Give a count of the lines below that have the string "направлении" in them, with no other words.

== Source data ==

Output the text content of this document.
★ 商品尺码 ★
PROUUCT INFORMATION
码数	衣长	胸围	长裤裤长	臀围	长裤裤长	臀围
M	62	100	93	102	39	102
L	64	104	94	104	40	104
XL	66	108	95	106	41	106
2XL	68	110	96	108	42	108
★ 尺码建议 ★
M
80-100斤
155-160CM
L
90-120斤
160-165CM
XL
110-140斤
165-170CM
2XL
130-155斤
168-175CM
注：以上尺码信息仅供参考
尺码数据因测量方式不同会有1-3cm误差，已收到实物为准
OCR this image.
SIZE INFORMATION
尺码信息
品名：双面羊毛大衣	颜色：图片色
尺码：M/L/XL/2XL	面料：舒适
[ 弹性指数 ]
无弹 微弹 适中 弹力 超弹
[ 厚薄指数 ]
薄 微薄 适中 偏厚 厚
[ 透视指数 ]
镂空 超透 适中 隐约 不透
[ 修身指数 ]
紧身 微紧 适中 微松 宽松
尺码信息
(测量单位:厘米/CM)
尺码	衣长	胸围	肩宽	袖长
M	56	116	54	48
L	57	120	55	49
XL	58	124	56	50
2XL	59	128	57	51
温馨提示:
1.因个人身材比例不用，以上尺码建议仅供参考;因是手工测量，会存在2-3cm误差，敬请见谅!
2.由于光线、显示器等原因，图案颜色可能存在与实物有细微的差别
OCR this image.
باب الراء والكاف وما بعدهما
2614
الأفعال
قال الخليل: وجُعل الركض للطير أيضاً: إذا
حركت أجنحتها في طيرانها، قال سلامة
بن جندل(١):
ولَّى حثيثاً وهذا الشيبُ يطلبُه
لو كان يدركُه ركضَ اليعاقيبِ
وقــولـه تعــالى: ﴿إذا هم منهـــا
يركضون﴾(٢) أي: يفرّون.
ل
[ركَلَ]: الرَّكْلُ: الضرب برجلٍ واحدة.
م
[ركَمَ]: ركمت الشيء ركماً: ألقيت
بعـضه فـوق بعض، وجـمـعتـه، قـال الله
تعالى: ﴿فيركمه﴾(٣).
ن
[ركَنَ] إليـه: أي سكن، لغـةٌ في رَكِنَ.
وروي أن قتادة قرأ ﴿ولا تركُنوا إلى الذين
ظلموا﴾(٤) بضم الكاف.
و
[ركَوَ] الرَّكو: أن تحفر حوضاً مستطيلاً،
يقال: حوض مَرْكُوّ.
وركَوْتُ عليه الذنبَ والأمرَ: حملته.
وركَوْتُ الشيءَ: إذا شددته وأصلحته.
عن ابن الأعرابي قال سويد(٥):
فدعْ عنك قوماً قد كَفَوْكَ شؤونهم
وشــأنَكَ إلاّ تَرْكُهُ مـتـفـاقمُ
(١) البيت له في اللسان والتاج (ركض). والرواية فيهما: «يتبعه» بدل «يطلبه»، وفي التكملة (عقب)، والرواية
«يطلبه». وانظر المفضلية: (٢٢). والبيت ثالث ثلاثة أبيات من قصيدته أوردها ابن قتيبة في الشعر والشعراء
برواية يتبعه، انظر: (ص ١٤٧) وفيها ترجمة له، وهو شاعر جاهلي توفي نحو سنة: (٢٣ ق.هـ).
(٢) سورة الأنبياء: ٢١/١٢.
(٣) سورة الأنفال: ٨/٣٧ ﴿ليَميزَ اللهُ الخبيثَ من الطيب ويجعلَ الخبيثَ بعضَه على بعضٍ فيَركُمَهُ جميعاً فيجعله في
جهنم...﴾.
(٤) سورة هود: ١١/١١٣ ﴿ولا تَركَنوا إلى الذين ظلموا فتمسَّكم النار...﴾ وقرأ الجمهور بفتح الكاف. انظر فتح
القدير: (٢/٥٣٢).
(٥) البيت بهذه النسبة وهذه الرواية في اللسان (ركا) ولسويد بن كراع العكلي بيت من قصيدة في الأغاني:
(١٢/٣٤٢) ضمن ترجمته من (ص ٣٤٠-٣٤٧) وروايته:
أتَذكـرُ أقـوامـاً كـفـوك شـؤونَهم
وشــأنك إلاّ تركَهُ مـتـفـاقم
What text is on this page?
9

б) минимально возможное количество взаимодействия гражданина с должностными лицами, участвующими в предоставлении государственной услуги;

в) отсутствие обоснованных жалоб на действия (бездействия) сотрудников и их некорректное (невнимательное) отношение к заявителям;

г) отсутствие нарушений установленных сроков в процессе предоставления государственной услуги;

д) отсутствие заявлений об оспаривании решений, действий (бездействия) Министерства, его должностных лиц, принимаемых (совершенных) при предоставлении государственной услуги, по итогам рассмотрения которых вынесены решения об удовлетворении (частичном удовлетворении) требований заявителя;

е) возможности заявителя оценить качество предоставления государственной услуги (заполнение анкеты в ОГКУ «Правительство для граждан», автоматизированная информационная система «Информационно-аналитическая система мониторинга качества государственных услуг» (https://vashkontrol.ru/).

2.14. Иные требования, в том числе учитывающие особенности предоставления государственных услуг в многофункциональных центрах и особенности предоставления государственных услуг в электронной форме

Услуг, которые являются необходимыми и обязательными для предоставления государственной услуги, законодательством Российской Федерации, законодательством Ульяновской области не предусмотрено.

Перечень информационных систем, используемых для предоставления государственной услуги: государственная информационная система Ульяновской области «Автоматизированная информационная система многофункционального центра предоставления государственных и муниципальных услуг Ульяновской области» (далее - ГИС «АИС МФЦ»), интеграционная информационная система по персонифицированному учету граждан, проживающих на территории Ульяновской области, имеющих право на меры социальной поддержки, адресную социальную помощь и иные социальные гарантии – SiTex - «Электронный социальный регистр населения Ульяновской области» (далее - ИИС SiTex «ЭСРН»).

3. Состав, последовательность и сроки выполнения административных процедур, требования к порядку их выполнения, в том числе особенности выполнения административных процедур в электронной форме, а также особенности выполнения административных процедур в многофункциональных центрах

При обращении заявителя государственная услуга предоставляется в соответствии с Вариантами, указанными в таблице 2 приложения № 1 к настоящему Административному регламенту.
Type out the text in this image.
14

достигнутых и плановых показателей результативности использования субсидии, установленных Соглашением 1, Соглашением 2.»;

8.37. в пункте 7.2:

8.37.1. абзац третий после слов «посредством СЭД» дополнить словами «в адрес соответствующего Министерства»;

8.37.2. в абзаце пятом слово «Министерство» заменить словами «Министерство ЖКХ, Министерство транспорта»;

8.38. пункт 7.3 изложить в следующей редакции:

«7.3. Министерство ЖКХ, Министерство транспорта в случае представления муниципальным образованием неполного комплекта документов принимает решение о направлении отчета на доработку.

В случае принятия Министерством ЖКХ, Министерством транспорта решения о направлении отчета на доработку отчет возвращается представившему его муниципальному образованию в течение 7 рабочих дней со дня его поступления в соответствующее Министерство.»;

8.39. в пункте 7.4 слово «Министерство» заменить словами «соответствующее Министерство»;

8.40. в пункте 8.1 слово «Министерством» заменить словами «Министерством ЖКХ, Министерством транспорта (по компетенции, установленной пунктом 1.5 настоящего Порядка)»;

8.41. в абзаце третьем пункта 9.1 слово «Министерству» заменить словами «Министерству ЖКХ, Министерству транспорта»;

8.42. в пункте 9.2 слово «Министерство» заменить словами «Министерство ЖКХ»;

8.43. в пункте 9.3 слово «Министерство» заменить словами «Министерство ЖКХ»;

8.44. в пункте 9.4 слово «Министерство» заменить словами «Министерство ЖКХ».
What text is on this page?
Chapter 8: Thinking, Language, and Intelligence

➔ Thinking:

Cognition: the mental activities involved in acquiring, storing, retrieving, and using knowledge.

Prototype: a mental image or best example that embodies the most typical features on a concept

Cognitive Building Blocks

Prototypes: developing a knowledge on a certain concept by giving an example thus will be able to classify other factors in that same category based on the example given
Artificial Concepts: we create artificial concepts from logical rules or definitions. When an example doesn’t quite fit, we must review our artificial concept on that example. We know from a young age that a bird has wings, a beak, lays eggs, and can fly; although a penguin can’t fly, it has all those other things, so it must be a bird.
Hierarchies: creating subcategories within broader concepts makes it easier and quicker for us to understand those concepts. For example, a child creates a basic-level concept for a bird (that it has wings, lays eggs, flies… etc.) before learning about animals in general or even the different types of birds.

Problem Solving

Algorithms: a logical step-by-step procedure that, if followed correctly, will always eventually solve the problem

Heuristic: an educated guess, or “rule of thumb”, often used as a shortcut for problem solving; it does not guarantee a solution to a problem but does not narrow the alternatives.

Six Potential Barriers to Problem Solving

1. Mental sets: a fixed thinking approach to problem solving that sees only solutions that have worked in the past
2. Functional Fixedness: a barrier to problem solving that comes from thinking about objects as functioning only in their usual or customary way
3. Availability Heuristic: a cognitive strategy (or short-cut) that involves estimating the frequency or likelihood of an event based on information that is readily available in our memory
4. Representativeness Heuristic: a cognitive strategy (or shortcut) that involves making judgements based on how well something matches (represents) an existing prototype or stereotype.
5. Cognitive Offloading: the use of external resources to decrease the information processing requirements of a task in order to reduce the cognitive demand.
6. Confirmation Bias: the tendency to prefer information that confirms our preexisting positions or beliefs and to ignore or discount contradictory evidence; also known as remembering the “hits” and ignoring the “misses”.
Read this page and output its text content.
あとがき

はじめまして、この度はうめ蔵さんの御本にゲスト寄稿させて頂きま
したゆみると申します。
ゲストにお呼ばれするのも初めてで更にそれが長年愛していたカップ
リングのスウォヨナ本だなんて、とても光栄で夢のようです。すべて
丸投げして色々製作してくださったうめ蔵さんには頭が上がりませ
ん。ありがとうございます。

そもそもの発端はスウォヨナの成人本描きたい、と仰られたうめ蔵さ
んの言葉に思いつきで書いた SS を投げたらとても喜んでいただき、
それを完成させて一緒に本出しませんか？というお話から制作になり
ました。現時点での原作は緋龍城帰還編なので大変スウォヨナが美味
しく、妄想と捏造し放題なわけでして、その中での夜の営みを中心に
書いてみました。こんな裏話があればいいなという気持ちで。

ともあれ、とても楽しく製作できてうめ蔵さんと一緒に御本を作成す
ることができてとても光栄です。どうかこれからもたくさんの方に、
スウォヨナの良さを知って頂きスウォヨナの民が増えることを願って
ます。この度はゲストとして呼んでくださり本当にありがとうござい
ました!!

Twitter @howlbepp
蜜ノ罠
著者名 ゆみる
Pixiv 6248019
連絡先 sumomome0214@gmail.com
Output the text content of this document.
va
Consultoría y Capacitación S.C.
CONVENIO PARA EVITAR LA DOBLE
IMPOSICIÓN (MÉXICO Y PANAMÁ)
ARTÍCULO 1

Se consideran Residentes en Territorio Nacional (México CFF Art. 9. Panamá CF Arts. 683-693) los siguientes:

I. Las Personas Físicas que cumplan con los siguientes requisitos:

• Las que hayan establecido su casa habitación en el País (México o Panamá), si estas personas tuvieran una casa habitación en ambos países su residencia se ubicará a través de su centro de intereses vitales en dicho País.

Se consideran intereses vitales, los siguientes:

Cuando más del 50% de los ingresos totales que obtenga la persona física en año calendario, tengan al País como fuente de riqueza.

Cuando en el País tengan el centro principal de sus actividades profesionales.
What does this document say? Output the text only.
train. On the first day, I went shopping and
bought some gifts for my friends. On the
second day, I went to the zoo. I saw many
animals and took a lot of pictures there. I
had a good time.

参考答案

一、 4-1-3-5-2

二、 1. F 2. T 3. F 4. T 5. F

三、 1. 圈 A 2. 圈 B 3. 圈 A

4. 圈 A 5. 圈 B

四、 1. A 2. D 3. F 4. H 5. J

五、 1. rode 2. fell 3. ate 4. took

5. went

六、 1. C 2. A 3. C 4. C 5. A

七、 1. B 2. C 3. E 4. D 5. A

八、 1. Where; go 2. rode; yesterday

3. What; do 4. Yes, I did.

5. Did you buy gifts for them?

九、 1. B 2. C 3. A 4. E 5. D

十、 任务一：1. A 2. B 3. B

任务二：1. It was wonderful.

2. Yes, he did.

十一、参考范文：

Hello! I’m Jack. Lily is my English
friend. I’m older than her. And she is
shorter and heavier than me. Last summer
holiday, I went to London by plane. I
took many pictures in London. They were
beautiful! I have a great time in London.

===

• [Solution for this exercise]: 2